=== Begin Enclosure ===

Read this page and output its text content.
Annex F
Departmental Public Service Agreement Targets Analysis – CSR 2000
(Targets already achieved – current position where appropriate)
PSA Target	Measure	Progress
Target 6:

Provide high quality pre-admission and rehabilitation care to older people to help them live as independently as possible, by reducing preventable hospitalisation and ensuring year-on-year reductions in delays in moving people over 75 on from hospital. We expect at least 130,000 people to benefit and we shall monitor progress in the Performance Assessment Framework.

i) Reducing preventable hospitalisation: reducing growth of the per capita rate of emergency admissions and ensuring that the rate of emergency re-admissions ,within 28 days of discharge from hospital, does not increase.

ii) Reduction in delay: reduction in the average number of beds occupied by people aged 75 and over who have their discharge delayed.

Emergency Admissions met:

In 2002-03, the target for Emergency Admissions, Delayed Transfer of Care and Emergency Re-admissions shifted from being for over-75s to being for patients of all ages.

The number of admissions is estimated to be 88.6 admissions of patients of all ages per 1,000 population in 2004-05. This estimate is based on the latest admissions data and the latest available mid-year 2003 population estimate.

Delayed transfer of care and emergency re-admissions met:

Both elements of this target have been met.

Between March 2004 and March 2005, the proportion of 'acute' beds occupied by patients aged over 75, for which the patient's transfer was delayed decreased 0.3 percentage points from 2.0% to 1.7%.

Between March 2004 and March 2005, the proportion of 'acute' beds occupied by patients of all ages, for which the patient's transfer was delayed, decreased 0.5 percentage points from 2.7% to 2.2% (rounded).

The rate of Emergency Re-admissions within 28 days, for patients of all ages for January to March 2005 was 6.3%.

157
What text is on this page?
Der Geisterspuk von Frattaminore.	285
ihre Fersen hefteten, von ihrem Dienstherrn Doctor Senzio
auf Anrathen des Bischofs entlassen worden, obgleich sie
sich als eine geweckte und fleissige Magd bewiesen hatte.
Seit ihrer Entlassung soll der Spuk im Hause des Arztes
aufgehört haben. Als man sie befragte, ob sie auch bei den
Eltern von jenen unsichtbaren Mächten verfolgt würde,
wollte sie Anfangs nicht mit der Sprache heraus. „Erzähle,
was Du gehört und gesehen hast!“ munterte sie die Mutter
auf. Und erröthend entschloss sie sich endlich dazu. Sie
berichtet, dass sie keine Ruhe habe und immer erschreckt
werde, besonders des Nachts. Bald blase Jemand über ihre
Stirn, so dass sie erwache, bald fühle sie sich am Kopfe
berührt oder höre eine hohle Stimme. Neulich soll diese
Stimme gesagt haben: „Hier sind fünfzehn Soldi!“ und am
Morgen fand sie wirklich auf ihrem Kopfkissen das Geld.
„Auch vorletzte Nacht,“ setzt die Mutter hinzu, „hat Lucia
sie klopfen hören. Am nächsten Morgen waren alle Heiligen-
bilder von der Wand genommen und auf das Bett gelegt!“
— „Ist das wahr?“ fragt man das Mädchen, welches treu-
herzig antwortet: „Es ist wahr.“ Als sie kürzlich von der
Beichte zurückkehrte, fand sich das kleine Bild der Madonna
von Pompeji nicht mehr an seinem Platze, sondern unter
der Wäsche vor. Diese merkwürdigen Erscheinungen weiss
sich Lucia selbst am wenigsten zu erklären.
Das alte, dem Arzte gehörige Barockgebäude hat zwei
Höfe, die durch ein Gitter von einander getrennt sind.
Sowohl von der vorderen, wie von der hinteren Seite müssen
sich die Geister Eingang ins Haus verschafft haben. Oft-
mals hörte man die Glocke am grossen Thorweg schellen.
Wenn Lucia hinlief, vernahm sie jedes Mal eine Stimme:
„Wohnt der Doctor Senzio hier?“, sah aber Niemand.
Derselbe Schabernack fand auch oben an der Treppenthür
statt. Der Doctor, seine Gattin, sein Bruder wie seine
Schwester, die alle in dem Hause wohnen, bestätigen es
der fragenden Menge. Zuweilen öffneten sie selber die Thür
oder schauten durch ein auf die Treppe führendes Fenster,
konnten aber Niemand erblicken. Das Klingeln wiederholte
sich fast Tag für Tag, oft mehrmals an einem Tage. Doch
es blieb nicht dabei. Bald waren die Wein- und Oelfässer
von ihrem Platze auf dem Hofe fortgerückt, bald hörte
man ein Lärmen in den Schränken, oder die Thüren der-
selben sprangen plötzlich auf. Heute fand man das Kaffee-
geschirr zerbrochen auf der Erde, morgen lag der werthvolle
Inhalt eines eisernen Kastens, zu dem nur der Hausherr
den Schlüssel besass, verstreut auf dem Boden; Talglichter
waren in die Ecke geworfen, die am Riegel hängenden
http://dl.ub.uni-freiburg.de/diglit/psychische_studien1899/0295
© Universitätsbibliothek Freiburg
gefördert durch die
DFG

=== End Enclosure ===

» **DIRECTIONS FOR THIS TASK**
Establish how many lines of the records contain the string "ensuring" and state that number without elaboration.

» **SOLUTION FOR THIS TASK**
2